▸ **WHAT IS ASKED**
Go through the material below and count the lines with the string "Level"; the number is the whole answer.

Stored records

------------------------------------------------------------

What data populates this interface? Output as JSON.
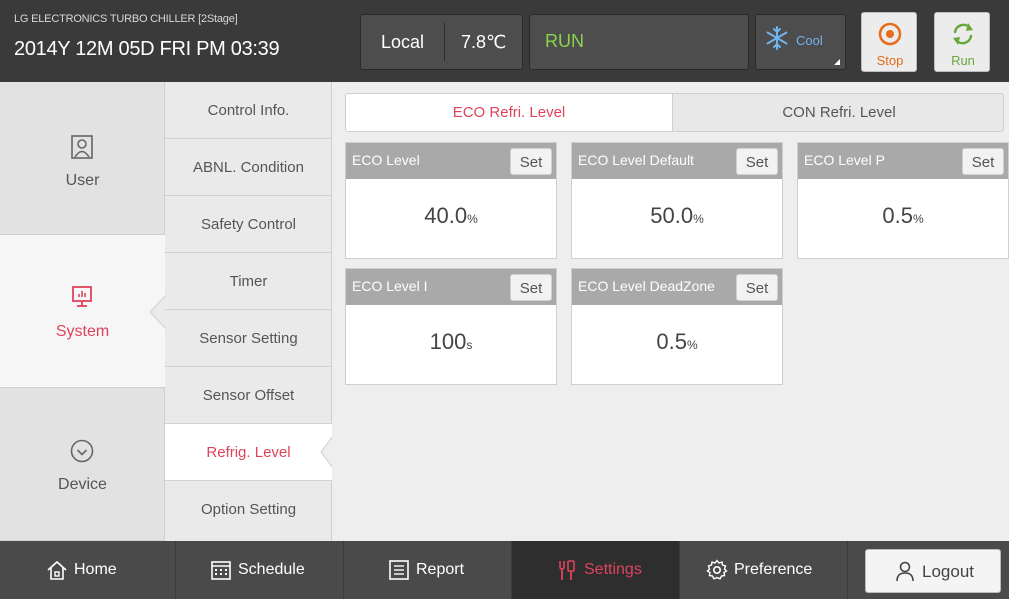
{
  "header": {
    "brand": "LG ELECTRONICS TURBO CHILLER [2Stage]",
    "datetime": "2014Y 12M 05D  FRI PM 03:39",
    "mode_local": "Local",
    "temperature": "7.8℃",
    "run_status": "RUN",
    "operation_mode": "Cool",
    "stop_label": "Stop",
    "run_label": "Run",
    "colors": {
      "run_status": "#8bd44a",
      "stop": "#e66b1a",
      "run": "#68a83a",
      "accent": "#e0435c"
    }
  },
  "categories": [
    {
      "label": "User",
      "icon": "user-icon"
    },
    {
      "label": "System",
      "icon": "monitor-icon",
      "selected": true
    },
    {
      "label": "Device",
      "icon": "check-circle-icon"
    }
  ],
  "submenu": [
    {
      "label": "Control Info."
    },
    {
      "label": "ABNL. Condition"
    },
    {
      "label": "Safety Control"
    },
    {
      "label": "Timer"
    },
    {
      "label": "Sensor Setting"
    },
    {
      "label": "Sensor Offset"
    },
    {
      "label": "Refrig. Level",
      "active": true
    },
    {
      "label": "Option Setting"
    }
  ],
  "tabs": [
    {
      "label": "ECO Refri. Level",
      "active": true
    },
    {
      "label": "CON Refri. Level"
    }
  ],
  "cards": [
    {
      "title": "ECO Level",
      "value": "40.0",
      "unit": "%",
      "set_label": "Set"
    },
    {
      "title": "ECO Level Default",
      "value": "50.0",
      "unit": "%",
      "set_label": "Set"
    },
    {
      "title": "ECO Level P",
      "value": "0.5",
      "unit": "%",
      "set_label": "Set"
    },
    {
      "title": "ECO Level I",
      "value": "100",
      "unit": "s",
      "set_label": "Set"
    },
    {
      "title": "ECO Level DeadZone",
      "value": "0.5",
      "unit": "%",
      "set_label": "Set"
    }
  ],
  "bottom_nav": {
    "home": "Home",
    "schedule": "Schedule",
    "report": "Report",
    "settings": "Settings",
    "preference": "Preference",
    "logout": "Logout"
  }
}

------------------------------------------------------------

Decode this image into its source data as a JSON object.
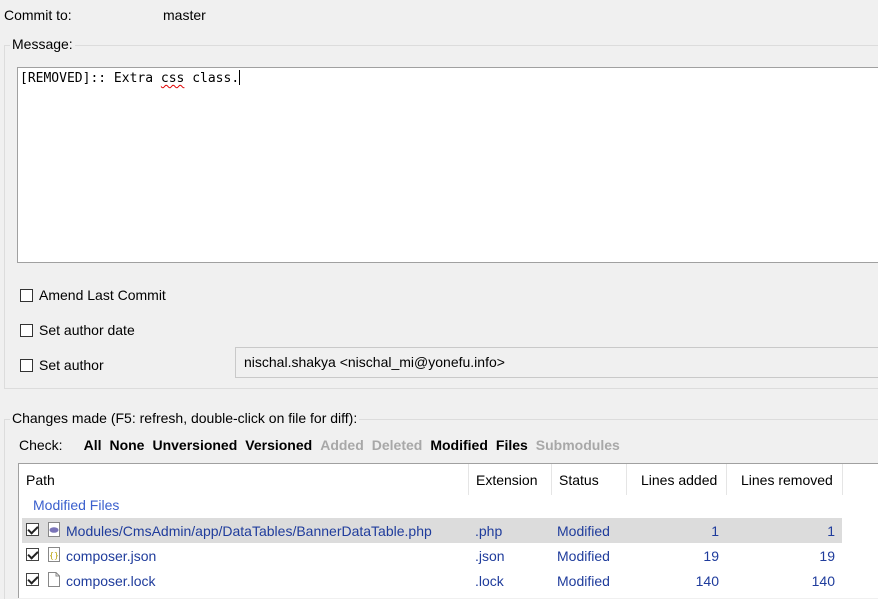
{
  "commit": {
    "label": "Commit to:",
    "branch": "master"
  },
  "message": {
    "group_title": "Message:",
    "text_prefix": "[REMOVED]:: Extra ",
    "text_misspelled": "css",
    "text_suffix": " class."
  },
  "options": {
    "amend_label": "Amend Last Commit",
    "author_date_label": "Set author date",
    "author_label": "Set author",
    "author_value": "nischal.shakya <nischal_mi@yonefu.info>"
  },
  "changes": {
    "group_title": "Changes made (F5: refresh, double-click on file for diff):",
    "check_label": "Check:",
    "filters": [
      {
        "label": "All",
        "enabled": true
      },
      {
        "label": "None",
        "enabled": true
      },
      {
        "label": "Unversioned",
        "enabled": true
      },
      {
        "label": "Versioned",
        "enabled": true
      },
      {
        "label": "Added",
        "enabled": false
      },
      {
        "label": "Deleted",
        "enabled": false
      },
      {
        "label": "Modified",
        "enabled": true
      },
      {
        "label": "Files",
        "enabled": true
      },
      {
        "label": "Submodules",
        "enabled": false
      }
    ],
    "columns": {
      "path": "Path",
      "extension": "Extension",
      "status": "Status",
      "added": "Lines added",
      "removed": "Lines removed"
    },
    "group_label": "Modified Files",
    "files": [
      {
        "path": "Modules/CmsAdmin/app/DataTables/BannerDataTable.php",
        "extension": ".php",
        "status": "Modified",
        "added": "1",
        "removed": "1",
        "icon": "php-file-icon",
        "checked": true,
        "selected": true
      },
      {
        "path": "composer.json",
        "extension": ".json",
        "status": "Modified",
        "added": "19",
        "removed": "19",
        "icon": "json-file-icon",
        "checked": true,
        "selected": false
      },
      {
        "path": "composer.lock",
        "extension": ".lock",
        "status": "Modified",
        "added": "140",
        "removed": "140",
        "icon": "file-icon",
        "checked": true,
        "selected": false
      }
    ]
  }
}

------------------------------------------------------------

▸ **WORKED ANSWER**
8